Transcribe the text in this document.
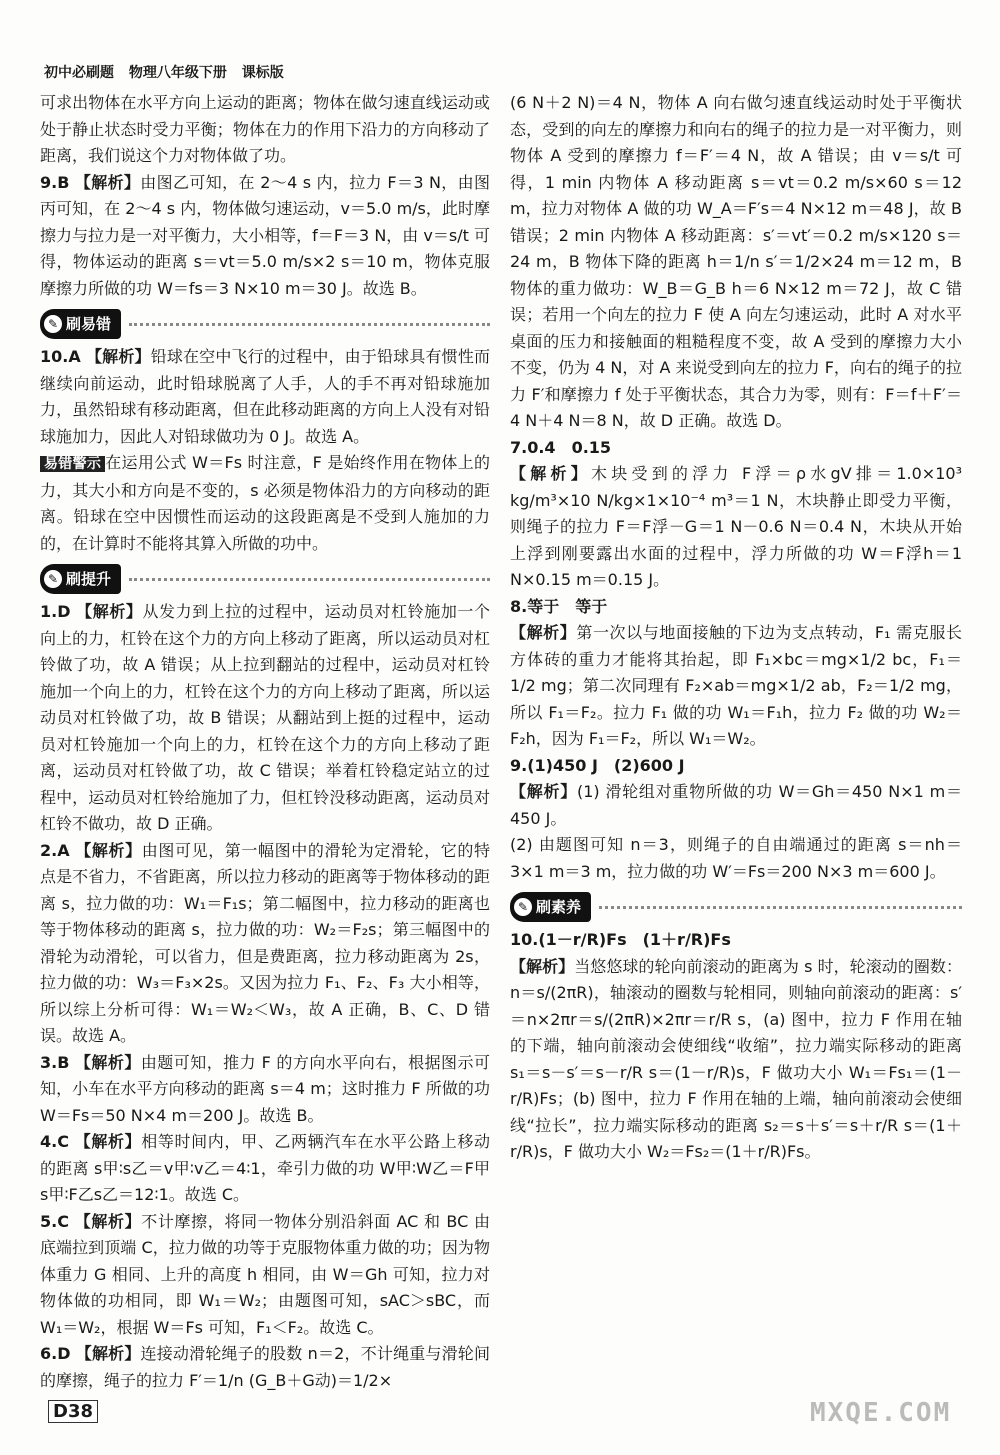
初中必刷题 物理八年级下册 课标版

可求出物体在水平方向上运动的距离；物体在做匀速直线运动或处于静止状态时受力平衡；物体在力的作用下沿力的方向移动了距离，我们说这个力对物体做了功。

9.B 【解析】由图乙可知，在 2～4 s 内，拉力 F＝3 N，由图丙可知，在 2～4 s 内，物体做匀速运动，v＝5.0 m/s，此时摩擦力与拉力是一对平衡力，大小相等，f＝F＝3 N，由 v＝s/t 可得，物体运动的距离 s＝vt＝5.0 m/s×2 s＝10 m，物体克服摩擦力所做的功 W＝fs＝3 N×10 m＝30 J。故选 B。

✎ 刷易错

10.A 【解析】铅球在空中飞行的过程中，由于铅球具有惯性而继续向前运动，此时铅球脱离了人手，人的手不再对铅球施加力，虽然铅球有移动距离，但在此移动距离的方向上人没有对铅球施加力，因此人对铅球做功为 0 J。故选 A。

易错警示 在运用公式 W＝Fs 时注意，F 是始终作用在物体上的力，其大小和方向是不变的，s 必须是物体沿力的方向移动的距离。铅球在空中因惯性而运动的这段距离是不受到人施加的力的，在计算时不能将其算入所做的功中。

✎ 刷提升

1.D 【解析】从发力到上拉的过程中，运动员对杠铃施加一个向上的力，杠铃在这个力的方向上移动了距离，所以运动员对杠铃做了功，故 A 错误；从上拉到翻站的过程中，运动员对杠铃施加一个向上的力，杠铃在这个力的方向上移动了距离，所以运动员对杠铃做了功，故 B 错误；从翻站到上挺的过程中，运动员对杠铃施加一个向上的力，杠铃在这个力的方向上移动了距离，运动员对杠铃做了功，故 C 错误；举着杠铃稳定站立的过程中，运动员对杠铃给施加了力，但杠铃没移动距离，运动员对杠铃不做功，故 D 正确。

2.A 【解析】由图可见，第一幅图中的滑轮为定滑轮，它的特点是不省力，不省距离，所以拉力移动的距离等于物体移动的距离 s，拉力做的功：W₁＝F₁s；第二幅图中，拉力移动的距离也等于物体移动的距离 s，拉力做的功：W₂＝F₂s；第三幅图中的滑轮为动滑轮，可以省力，但是费距离，拉力移动距离为 2s，拉力做的功：W₃＝F₃×2s。又因为拉力 F₁、F₂、F₃ 大小相等，所以综上分析可得：W₁＝W₂＜W₃，故 A 正确，B、C、D 错误。故选 A。

3.B 【解析】由题可知，推力 F 的方向水平向右，根据图示可知，小车在水平方向移动的距离 s＝4 m；这时推力 F 所做的功 W＝Fs＝50 N×4 m＝200 J。故选 B。

4.C 【解析】相等时间内，甲、乙两辆汽车在水平公路上移动的距离 s甲∶s乙＝v甲∶v乙＝4∶1，牵引力做的功 W甲∶W乙＝F甲s甲∶F乙s乙＝12∶1。故选 C。

5.C 【解析】不计摩擦，将同一物体分别沿斜面 AC 和 BC 由底端拉到顶端 C，拉力做的功等于克服物体重力做的功；因为物体重力 G 相同、上升的高度 h 相同，由 W＝Gh 可知，拉力对物体做的功相同，即 W₁＝W₂；由题图可知，sAC＞sBC，而 W₁＝W₂，根据 W＝Fs 可知，F₁＜F₂。故选 C。

6.D 【解析】连接动滑轮绳子的股数 n＝2，不计绳重与滑轮间的摩擦，绳子的拉力 F′＝1/n (G_B＋G动)＝1/2×

(6 N＋2 N)＝4 N，物体 A 向右做匀速直线运动时处于平衡状态，受到的向左的摩擦力和向右的绳子的拉力是一对平衡力，则物体 A 受到的摩擦力 f＝F′＝4 N，故 A 错误；由 v＝s/t 可得，1 min 内物体 A 移动距离 s＝vt＝0.2 m/s×60 s＝12 m，拉力对物体 A 做的功 W_A＝F′s＝4 N×12 m＝48 J，故 B 错误；2 min 内物体 A 移动距离：s′＝vt′＝0.2 m/s×120 s＝24 m，B 物体下降的距离 h＝1/n s′＝1/2×24 m＝12 m，B 物体的重力做功：W_B＝G_B h＝6 N×12 m＝72 J，故 C 错误；若用一个向左的拉力 F 使 A 向左匀速运动，此时 A 对水平桌面的压力和接触面的粗糙程度不变，故 A 受到的摩擦力大小不变，仍为 4 N，对 A 来说受到向左的拉力 F，向右的绳子的拉力 F′和摩擦力 f 处于平衡状态，其合力为零，则有：F＝f＋F′＝4 N＋4 N＝8 N，故 D 正确。故选 D。

7.0.4　0.15

【解析】木块受到的浮力 F浮＝ρ水gV排＝1.0×10³ kg/m³×10 N/kg×1×10⁻⁴ m³＝1 N，木块静止即受力平衡，则绳子的拉力 F＝F浮－G＝1 N－0.6 N＝0.4 N，木块从开始上浮到刚要露出水面的过程中，浮力所做的功 W＝F浮h＝1 N×0.15 m＝0.15 J。

8.等于　等于

【解析】第一次以与地面接触的下边为支点转动，F₁ 需克服长方体砖的重力才能将其抬起，即 F₁×bc＝mg×1/2 bc，F₁＝1/2 mg；第二次同理有 F₂×ab＝mg×1/2 ab，F₂＝1/2 mg，所以 F₁＝F₂。拉力 F₁ 做的功 W₁＝F₁h，拉力 F₂ 做的功 W₂＝F₂h，因为 F₁＝F₂，所以 W₁＝W₂。

9.(1)450 J　(2)600 J

【解析】(1) 滑轮组对重物所做的功 W＝Gh＝450 N×1 m＝450 J。

(2) 由题图可知 n＝3，则绳子的自由端通过的距离 s＝nh＝3×1 m＝3 m，拉力做的功 W′＝Fs＝200 N×3 m＝600 J。

✎ 刷素养

10.(1－r/R)Fs　(1＋r/R)Fs

【解析】当悠悠球的轮向前滚动的距离为 s 时，轮滚动的圈数：n＝s/(2πR)，轴滚动的圈数与轮相同，则轴向前滚动的距离：s′＝n×2πr＝s/(2πR)×2πr＝r/R s，(a) 图中，拉力 F 作用在轴的下端，轴向前滚动会使细线“收缩”，拉力端实际移动的距离 s₁＝s－s′＝s－r/R s＝(1－r/R)s，F 做功大小 W₁＝Fs₁＝(1－r/R)Fs；(b) 图中，拉力 F 作用在轴的上端，轴向前滚动会使细线“拉长”，拉力端实际移动的距离 s₂＝s＋s′＝s＋r/R s＝(1＋r/R)s，F 做功大小 W₂＝Fs₂＝(1＋r/R)Fs。

D38	MXQE.COM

- - -

### Short problem:
Quote each record exactly as it stands, minus the pictures.

### Correct output:
Transcribe the text in this document.
初中必刷题 物理八年级下册 课标版

可求出物体在水平方向上运动的距离；物体在做匀速直线运动或处于静止状态时受力平衡；物体在力的作用下沿力的方向移动了距离，我们说这个力对物体做了功。

9.B 【解析】由图乙可知，在 2～4 s 内，拉力 F＝3 N，由图丙可知，在 2～4 s 内，物体做匀速运动，v＝5.0 m/s，此时摩擦力与拉力是一对平衡力，大小相等，f＝F＝3 N，由 v＝s/t 可得，物体运动的距离 s＝vt＝5.0 m/s×2 s＝10 m，物体克服摩擦力所做的功 W＝fs＝3 N×10 m＝30 J。故选 B。

✎ 刷易错

10.A 【解析】铅球在空中飞行的过程中，由于铅球具有惯性而继续向前运动，此时铅球脱离了人手，人的手不再对铅球施加力，虽然铅球有移动距离，但在此移动距离的方向上人没有对铅球施加力，因此人对铅球做功为 0 J。故选 A。

易错警示 在运用公式 W＝Fs 时注意，F 是始终作用在物体上的力，其大小和方向是不变的，s 必须是物体沿力的方向移动的距离。铅球在空中因惯性而运动的这段距离是不受到人施加的力的，在计算时不能将其算入所做的功中。

✎ 刷提升

1.D 【解析】从发力到上拉的过程中，运动员对杠铃施加一个向上的力，杠铃在这个力的方向上移动了距离，所以运动员对杠铃做了功，故 A 错误；从上拉到翻站的过程中，运动员对杠铃施加一个向上的力，杠铃在这个力的方向上移动了距离，所以运动员对杠铃做了功，故 B 错误；从翻站到上挺的过程中，运动员对杠铃施加一个向上的力，杠铃在这个力的方向上移动了距离，运动员对杠铃做了功，故 C 错误；举着杠铃稳定站立的过程中，运动员对杠铃给施加了力，但杠铃没移动距离，运动员对杠铃不做功，故 D 正确。

2.A 【解析】由图可见，第一幅图中的滑轮为定滑轮，它的特点是不省力，不省距离，所以拉力移动的距离等于物体移动的距离 s，拉力做的功：W₁＝F₁s；第二幅图中，拉力移动的距离也等于物体移动的距离 s，拉力做的功：W₂＝F₂s；第三幅图中的滑轮为动滑轮，可以省力，但是费距离，拉力移动距离为 2s，拉力做的功：W₃＝F₃×2s。又因为拉力 F₁、F₂、F₃ 大小相等，所以综上分析可得：W₁＝W₂＜W₃，故 A 正确，B、C、D 错误。故选 A。

3.B 【解析】由题可知，推力 F 的方向水平向右，根据图示可知，小车在水平方向移动的距离 s＝4 m；这时推力 F 所做的功 W＝Fs＝50 N×4 m＝200 J。故选 B。

4.C 【解析】相等时间内，甲、乙两辆汽车在水平公路上移动的距离 s甲∶s乙＝v甲∶v乙＝4∶1，牵引力做的功 W甲∶W乙＝F甲s甲∶F乙s乙＝12∶1。故选 C。

5.C 【解析】不计摩擦，将同一物体分别沿斜面 AC 和 BC 由底端拉到顶端 C，拉力做的功等于克服物体重力做的功；因为物体重力 G 相同、上升的高度 h 相同，由 W＝Gh 可知，拉力对物体做的功相同，即 W₁＝W₂；由题图可知，sAC＞sBC，而 W₁＝W₂，根据 W＝Fs 可知，F₁＜F₂。故选 C。

6.D 【解析】连接动滑轮绳子的股数 n＝2，不计绳重与滑轮间的摩擦，绳子的拉力 F′＝1/n (G_B＋G动)＝1/2×

(6 N＋2 N)＝4 N，物体 A 向右做匀速直线运动时处于平衡状态，受到的向左的摩擦力和向右的绳子的拉力是一对平衡力，则物体 A 受到的摩擦力 f＝F′＝4 N，故 A 错误；由 v＝s/t 可得，1 min 内物体 A 移动距离 s＝vt＝0.2 m/s×60 s＝12 m，拉力对物体 A 做的功 W_A＝F′s＝4 N×12 m＝48 J，故 B 错误；2 min 内物体 A 移动距离：s′＝vt′＝0.2 m/s×120 s＝24 m，B 物体下降的距离 h＝1/n s′＝1/2×24 m＝12 m，B 物体的重力做功：W_B＝G_B h＝6 N×12 m＝72 J，故 C 错误；若用一个向左的拉力 F 使 A 向左匀速运动，此时 A 对水平桌面的压力和接触面的粗糙程度不变，故 A 受到的摩擦力大小不变，仍为 4 N，对 A 来说受到向左的拉力 F，向右的绳子的拉力 F′和摩擦力 f 处于平衡状态，其合力为零，则有：F＝f＋F′＝4 N＋4 N＝8 N，故 D 正确。故选 D。

7.0.4　0.15

【解析】木块受到的浮力 F浮＝ρ水gV排＝1.0×10³ kg/m³×10 N/kg×1×10⁻⁴ m³＝1 N，木块静止即受力平衡，则绳子的拉力 F＝F浮－G＝1 N－0.6 N＝0.4 N，木块从开始上浮到刚要露出水面的过程中，浮力所做的功 W＝F浮h＝1 N×0.15 m＝0.15 J。

8.等于　等于

【解析】第一次以与地面接触的下边为支点转动，F₁ 需克服长方体砖的重力才能将其抬起，即 F₁×bc＝mg×1/2 bc，F₁＝1/2 mg；第二次同理有 F₂×ab＝mg×1/2 ab，F₂＝1/2 mg，所以 F₁＝F₂。拉力 F₁ 做的功 W₁＝F₁h，拉力 F₂ 做的功 W₂＝F₂h，因为 F₁＝F₂，所以 W₁＝W₂。

9.(1)450 J　(2)600 J

【解析】(1) 滑轮组对重物所做的功 W＝Gh＝450 N×1 m＝450 J。

(2) 由题图可知 n＝3，则绳子的自由端通过的距离 s＝nh＝3×1 m＝3 m，拉力做的功 W′＝Fs＝200 N×3 m＝600 J。

✎ 刷素养

10.(1－r/R)Fs　(1＋r/R)Fs

【解析】当悠悠球的轮向前滚动的距离为 s 时，轮滚动的圈数：n＝s/(2πR)，轴滚动的圈数与轮相同，则轴向前滚动的距离：s′＝n×2πr＝s/(2πR)×2πr＝r/R s，(a) 图中，拉力 F 作用在轴的下端，轴向前滚动会使细线“收缩”，拉力端实际移动的距离 s₁＝s－s′＝s－r/R s＝(1－r/R)s，F 做功大小 W₁＝Fs₁＝(1－r/R)Fs；(b) 图中，拉力 F 作用在轴的上端，轴向前滚动会使细线“拉长”，拉力端实际移动的距离 s₂＝s＋s′＝s＋r/R s＝(1＋r/R)s，F 做功大小 W₂＝Fs₂＝(1＋r/R)Fs。

D38	MXQE.COM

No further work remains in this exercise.